● RECORD SET:
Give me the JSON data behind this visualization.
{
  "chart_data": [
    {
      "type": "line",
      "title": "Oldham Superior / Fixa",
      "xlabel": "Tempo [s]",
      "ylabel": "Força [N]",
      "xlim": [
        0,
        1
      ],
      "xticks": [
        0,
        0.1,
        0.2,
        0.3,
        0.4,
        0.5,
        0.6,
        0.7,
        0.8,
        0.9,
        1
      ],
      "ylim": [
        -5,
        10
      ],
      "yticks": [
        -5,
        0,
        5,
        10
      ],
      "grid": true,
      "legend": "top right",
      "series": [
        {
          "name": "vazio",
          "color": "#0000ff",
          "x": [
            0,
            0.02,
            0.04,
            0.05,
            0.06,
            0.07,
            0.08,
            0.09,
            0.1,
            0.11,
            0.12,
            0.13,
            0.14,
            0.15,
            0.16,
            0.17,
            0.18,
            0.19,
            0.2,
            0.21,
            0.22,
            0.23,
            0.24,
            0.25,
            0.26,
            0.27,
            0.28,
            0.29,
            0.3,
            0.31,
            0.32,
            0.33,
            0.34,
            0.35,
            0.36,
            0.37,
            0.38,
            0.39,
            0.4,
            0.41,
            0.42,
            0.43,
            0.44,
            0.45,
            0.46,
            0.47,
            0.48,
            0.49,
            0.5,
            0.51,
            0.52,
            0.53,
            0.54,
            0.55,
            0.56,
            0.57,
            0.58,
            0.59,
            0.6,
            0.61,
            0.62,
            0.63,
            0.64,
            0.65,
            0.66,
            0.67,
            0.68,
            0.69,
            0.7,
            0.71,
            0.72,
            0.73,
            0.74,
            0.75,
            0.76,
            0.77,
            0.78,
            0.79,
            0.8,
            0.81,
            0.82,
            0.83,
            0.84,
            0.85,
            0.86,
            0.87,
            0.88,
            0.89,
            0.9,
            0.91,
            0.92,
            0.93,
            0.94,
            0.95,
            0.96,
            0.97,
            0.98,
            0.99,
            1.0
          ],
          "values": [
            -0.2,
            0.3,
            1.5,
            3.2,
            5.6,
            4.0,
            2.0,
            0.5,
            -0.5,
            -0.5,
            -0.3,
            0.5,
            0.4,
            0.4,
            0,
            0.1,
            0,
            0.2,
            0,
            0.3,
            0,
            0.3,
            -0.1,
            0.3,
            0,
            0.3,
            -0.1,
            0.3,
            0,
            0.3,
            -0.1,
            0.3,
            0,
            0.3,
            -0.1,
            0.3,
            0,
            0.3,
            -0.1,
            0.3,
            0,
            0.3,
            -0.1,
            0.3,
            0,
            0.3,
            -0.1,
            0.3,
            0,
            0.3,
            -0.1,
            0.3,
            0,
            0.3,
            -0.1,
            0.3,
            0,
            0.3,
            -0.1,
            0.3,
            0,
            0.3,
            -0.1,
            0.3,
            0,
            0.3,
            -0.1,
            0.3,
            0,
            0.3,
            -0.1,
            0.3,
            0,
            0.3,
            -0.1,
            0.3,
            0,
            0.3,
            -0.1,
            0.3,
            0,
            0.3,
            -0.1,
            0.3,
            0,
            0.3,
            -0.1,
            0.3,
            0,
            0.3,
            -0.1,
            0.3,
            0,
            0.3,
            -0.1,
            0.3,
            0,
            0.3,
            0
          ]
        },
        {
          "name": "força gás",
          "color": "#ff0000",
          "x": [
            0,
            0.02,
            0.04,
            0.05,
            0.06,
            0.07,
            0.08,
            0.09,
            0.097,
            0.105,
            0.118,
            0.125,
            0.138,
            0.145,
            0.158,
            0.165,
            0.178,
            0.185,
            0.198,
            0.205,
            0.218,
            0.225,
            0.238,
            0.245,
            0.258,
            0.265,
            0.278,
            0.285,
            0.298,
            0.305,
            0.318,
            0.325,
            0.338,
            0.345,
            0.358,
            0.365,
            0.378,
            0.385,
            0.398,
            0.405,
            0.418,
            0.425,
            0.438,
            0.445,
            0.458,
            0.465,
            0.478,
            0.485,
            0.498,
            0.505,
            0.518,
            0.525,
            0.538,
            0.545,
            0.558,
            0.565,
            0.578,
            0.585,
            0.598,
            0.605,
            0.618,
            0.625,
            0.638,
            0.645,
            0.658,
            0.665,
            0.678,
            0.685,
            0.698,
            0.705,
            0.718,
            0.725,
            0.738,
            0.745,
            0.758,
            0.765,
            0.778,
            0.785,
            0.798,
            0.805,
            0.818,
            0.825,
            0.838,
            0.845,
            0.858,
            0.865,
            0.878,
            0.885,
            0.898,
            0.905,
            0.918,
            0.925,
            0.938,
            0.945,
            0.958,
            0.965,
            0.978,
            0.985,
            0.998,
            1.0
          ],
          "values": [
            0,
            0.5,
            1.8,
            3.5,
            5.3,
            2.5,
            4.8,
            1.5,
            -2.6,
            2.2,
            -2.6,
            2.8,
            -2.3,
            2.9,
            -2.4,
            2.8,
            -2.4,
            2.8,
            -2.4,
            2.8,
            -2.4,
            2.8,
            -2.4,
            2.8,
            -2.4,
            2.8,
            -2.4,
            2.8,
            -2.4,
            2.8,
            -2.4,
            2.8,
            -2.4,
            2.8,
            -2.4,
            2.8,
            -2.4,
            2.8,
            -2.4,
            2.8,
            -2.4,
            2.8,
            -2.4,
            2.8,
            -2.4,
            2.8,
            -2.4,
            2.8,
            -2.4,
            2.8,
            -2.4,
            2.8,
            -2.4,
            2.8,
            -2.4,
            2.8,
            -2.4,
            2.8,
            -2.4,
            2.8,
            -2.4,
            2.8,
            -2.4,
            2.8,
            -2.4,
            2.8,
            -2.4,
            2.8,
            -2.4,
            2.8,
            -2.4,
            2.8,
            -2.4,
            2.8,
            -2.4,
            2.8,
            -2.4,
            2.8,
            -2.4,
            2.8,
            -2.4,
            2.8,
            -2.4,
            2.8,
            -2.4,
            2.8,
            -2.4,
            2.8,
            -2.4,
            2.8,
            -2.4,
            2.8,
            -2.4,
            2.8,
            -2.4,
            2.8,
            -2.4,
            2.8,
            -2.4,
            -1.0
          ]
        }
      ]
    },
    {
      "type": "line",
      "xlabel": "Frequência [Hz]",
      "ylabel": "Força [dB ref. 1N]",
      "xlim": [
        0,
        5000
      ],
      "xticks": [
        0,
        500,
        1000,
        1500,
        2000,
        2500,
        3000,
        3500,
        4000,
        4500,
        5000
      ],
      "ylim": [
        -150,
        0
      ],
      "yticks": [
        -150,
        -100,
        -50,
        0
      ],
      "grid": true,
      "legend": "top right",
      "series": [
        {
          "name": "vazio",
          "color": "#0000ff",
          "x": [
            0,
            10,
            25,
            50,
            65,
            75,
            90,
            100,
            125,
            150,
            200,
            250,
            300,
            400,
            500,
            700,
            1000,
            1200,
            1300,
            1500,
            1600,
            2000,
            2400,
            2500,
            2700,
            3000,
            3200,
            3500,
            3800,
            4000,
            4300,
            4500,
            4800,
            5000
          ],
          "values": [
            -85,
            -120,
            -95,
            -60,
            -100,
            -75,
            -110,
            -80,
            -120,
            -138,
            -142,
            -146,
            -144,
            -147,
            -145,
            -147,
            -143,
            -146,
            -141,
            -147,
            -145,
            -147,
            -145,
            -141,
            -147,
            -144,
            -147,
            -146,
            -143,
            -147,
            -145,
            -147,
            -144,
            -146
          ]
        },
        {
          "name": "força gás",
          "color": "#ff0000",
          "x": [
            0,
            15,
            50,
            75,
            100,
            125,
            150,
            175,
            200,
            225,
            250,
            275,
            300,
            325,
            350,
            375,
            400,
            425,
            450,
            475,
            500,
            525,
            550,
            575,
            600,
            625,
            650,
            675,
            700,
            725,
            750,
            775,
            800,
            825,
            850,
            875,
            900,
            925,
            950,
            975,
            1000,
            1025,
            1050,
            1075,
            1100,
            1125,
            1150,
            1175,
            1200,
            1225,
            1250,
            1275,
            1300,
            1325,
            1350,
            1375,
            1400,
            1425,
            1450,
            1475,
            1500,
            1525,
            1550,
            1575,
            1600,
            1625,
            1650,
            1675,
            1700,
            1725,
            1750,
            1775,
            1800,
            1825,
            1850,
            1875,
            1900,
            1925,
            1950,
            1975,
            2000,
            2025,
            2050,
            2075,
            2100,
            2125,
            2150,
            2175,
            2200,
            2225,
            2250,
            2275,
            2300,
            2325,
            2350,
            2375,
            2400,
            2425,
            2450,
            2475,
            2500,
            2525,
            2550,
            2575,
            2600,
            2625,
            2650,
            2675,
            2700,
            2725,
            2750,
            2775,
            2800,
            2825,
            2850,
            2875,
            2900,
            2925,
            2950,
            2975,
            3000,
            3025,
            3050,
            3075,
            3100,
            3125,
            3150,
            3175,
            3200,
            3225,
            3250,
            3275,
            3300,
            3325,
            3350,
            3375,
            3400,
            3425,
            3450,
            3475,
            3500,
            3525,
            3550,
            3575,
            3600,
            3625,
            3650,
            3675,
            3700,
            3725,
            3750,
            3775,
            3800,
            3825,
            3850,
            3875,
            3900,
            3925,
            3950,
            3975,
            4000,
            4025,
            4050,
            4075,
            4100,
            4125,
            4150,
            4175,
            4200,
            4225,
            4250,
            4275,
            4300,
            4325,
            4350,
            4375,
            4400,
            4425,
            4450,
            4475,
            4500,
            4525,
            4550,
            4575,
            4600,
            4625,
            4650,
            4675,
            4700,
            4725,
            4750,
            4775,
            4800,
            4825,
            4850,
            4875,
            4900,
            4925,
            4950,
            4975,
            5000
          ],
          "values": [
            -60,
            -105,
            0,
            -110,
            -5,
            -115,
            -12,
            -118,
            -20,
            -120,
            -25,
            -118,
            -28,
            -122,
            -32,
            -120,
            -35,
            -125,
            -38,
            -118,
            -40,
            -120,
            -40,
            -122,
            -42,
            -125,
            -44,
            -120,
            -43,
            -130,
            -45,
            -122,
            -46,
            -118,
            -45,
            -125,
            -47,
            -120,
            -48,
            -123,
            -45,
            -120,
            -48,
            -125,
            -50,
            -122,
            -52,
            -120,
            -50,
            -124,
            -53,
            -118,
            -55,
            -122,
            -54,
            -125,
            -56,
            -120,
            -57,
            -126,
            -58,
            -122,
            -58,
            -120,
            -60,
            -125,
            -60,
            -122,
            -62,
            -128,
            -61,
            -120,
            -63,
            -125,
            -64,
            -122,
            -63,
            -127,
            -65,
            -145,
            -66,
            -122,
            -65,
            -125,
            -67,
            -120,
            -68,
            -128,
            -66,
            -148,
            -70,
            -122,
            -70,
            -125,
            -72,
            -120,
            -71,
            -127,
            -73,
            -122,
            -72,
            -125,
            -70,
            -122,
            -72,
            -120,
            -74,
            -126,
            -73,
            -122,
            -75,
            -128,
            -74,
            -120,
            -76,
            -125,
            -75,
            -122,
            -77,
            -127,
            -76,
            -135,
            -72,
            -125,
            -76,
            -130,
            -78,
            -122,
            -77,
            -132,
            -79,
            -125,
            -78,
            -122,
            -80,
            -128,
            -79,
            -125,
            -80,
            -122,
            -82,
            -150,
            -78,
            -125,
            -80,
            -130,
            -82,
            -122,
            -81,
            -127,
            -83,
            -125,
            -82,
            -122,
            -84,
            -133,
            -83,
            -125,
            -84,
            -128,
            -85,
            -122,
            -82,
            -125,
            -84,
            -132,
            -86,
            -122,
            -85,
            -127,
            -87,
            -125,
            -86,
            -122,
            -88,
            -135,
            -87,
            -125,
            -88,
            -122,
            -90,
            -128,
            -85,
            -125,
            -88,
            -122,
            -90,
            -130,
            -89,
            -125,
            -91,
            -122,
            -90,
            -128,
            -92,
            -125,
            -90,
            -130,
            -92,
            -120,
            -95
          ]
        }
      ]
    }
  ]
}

● TASK DIRECTIONS:
Keep only those lines of the records that hold "xlabel", and return them.

● RESULT BELOW:
      "xlabel": "Tempo [s]",
      "xlabel": "Frequência [Hz]",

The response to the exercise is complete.